REQUIREMENTS:
Reproduce every line of the material below, but drop the pictures.

MATERIAL SUPPLIED:
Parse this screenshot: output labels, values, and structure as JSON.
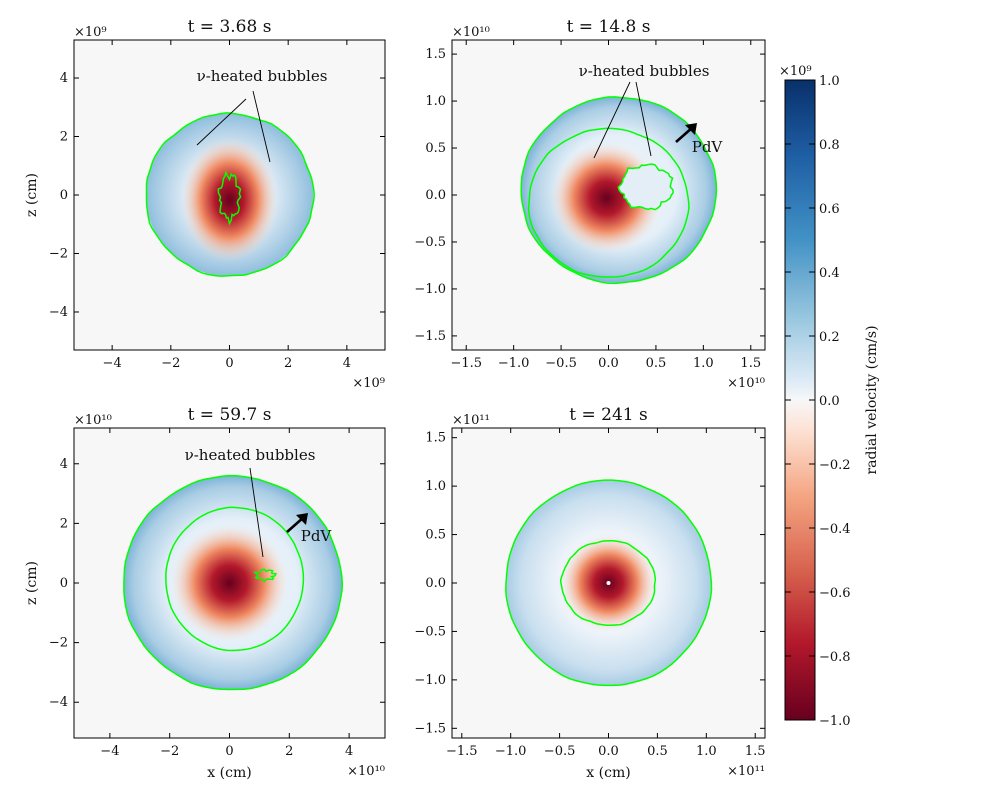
{
  "chart_data": {
    "type": "heatmap",
    "colorbar": {
      "label": "radial velocity (cm/s)",
      "multiplier": "×10⁹",
      "range": [
        -1.0,
        1.0
      ],
      "ticks": [
        "1.0",
        "0.8",
        "0.6",
        "0.4",
        "0.2",
        "0.0",
        "−0.2",
        "−0.4",
        "−0.6",
        "−0.8",
        "−1.0"
      ],
      "tick_values": [
        1.0,
        0.8,
        0.6,
        0.4,
        0.2,
        0.0,
        -0.2,
        -0.4,
        -0.6,
        -0.8,
        -1.0
      ],
      "colors": {
        "max": "#08306b",
        "mid_pos": "#4292c6",
        "light_pos": "#c6dbef",
        "zero": "#f7f7f7",
        "light_neg": "#fddbc7",
        "mid_neg": "#ef8a62",
        "min": "#67001f"
      }
    },
    "contour_color": "#00ff00",
    "panels": [
      {
        "title": "t = 3.68 s",
        "x_multiplier": "×10⁹",
        "y_multiplier": "×10⁹",
        "xlim": [
          -5.3,
          5.3
        ],
        "ylim": [
          -5.3,
          5.3
        ],
        "xticks": [
          -4,
          -2,
          0,
          2,
          4
        ],
        "xtick_labels": [
          "−4",
          "−2",
          "0",
          "2",
          "4"
        ],
        "yticks": [
          -4,
          -2,
          0,
          2,
          4
        ],
        "ytick_labels": [
          "−4",
          "−2",
          "0",
          "2",
          "4"
        ],
        "xlabel": "",
        "ylabel": "z (cm)",
        "shock_radius": 2.8,
        "annotation": "ν-heated bubbles",
        "pdv_label": ""
      },
      {
        "title": "t = 14.8 s",
        "x_multiplier": "×10¹⁰",
        "y_multiplier": "×10¹⁰",
        "xlim": [
          -1.65,
          1.65
        ],
        "ylim": [
          -1.65,
          1.65
        ],
        "xticks": [
          -1.5,
          -1.0,
          -0.5,
          0.0,
          0.5,
          1.0,
          1.5
        ],
        "xtick_labels": [
          "−1.5",
          "−1.0",
          "−0.5",
          "0.0",
          "0.5",
          "1.0",
          "1.5"
        ],
        "yticks": [
          -1.5,
          -1.0,
          -0.5,
          0.0,
          0.5,
          1.0,
          1.5
        ],
        "ytick_labels": [
          "−1.5",
          "−1.0",
          "−0.5",
          "0.0",
          "0.5",
          "1.0",
          "1.5"
        ],
        "xlabel": "",
        "ylabel": "",
        "shock_radius": 0.98,
        "annotation": "ν-heated bubbles",
        "pdv_label": "PdV"
      },
      {
        "title": "t = 59.7 s",
        "x_multiplier": "×10¹⁰",
        "y_multiplier": "×10¹⁰",
        "xlim": [
          -5.2,
          5.2
        ],
        "ylim": [
          -5.2,
          5.2
        ],
        "xticks": [
          -4,
          -2,
          0,
          2,
          4
        ],
        "xtick_labels": [
          "−4",
          "−2",
          "0",
          "2",
          "4"
        ],
        "yticks": [
          -4,
          -2,
          0,
          2,
          4
        ],
        "ytick_labels": [
          "−4",
          "−2",
          "0",
          "2",
          "4"
        ],
        "xlabel": "x (cm)",
        "ylabel": "z (cm)",
        "shock_radius": 3.65,
        "inner_radius": 2.3,
        "annotation": "ν-heated bubbles",
        "pdv_label": "PdV"
      },
      {
        "title": "t = 241 s",
        "x_multiplier": "×10¹¹",
        "y_multiplier": "×10¹¹",
        "xlim": [
          -1.6,
          1.6
        ],
        "ylim": [
          -1.6,
          1.6
        ],
        "xticks": [
          -1.5,
          -1.0,
          -0.5,
          0.0,
          0.5,
          1.0,
          1.5
        ],
        "xtick_labels": [
          "−1.5",
          "−1.0",
          "−0.5",
          "0.0",
          "0.5",
          "1.0",
          "1.5"
        ],
        "yticks": [
          -1.5,
          -1.0,
          -0.5,
          0.0,
          0.5,
          1.0,
          1.5
        ],
        "ytick_labels": [
          "−1.5",
          "−1.0",
          "−0.5",
          "0.0",
          "0.5",
          "1.0",
          "1.5"
        ],
        "xlabel": "x (cm)",
        "ylabel": "",
        "shock_radius": 1.05,
        "inner_radius": 0.48,
        "annotation": "",
        "pdv_label": ""
      }
    ]
  }
}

RESPONSE:
Parse this screenshot: output labels, values, and structure as JSON.
{
  "chart_data": {
    "type": "heatmap",
    "colorbar": {
      "label": "radial velocity (cm/s)",
      "multiplier": "×10⁹",
      "range": [
        -1.0,
        1.0
      ],
      "ticks": [
        "1.0",
        "0.8",
        "0.6",
        "0.4",
        "0.2",
        "0.0",
        "−0.2",
        "−0.4",
        "−0.6",
        "−0.8",
        "−1.0"
      ],
      "tick_values": [
        1.0,
        0.8,
        0.6,
        0.4,
        0.2,
        0.0,
        -0.2,
        -0.4,
        -0.6,
        -0.8,
        -1.0
      ],
      "colors": {
        "max": "#08306b",
        "mid_pos": "#4292c6",
        "light_pos": "#c6dbef",
        "zero": "#f7f7f7",
        "light_neg": "#fddbc7",
        "mid_neg": "#ef8a62",
        "min": "#67001f"
      }
    },
    "contour_color": "#00ff00",
    "panels": [
      {
        "title": "t = 3.68 s",
        "x_multiplier": "×10⁹",
        "y_multiplier": "×10⁹",
        "xlim": [
          -5.3,
          5.3
        ],
        "ylim": [
          -5.3,
          5.3
        ],
        "xticks": [
          -4,
          -2,
          0,
          2,
          4
        ],
        "xtick_labels": [
          "−4",
          "−2",
          "0",
          "2",
          "4"
        ],
        "yticks": [
          -4,
          -2,
          0,
          2,
          4
        ],
        "ytick_labels": [
          "−4",
          "−2",
          "0",
          "2",
          "4"
        ],
        "xlabel": "",
        "ylabel": "z (cm)",
        "shock_radius": 2.8,
        "annotation": "ν-heated bubbles",
        "pdv_label": ""
      },
      {
        "title": "t = 14.8 s",
        "x_multiplier": "×10¹⁰",
        "y_multiplier": "×10¹⁰",
        "xlim": [
          -1.65,
          1.65
        ],
        "ylim": [
          -1.65,
          1.65
        ],
        "xticks": [
          -1.5,
          -1.0,
          -0.5,
          0.0,
          0.5,
          1.0,
          1.5
        ],
        "xtick_labels": [
          "−1.5",
          "−1.0",
          "−0.5",
          "0.0",
          "0.5",
          "1.0",
          "1.5"
        ],
        "yticks": [
          -1.5,
          -1.0,
          -0.5,
          0.0,
          0.5,
          1.0,
          1.5
        ],
        "ytick_labels": [
          "−1.5",
          "−1.0",
          "−0.5",
          "0.0",
          "0.5",
          "1.0",
          "1.5"
        ],
        "xlabel": "",
        "ylabel": "",
        "shock_radius": 0.98,
        "annotation": "ν-heated bubbles",
        "pdv_label": "PdV"
      },
      {
        "title": "t = 59.7 s",
        "x_multiplier": "×10¹⁰",
        "y_multiplier": "×10¹⁰",
        "xlim": [
          -5.2,
          5.2
        ],
        "ylim": [
          -5.2,
          5.2
        ],
        "xticks": [
          -4,
          -2,
          0,
          2,
          4
        ],
        "xtick_labels": [
          "−4",
          "−2",
          "0",
          "2",
          "4"
        ],
        "yticks": [
          -4,
          -2,
          0,
          2,
          4
        ],
        "ytick_labels": [
          "−4",
          "−2",
          "0",
          "2",
          "4"
        ],
        "xlabel": "x (cm)",
        "ylabel": "z (cm)",
        "shock_radius": 3.65,
        "inner_radius": 2.3,
        "annotation": "ν-heated bubbles",
        "pdv_label": "PdV"
      },
      {
        "title": "t = 241 s",
        "x_multiplier": "×10¹¹",
        "y_multiplier": "×10¹¹",
        "xlim": [
          -1.6,
          1.6
        ],
        "ylim": [
          -1.6,
          1.6
        ],
        "xticks": [
          -1.5,
          -1.0,
          -0.5,
          0.0,
          0.5,
          1.0,
          1.5
        ],
        "xtick_labels": [
          "−1.5",
          "−1.0",
          "−0.5",
          "0.0",
          "0.5",
          "1.0",
          "1.5"
        ],
        "yticks": [
          -1.5,
          -1.0,
          -0.5,
          0.0,
          0.5,
          1.0,
          1.5
        ],
        "ytick_labels": [
          "−1.5",
          "−1.0",
          "−0.5",
          "0.0",
          "0.5",
          "1.0",
          "1.5"
        ],
        "xlabel": "x (cm)",
        "ylabel": "",
        "shock_radius": 1.05,
        "inner_radius": 0.48,
        "annotation": "",
        "pdv_label": ""
      }
    ]
  }
}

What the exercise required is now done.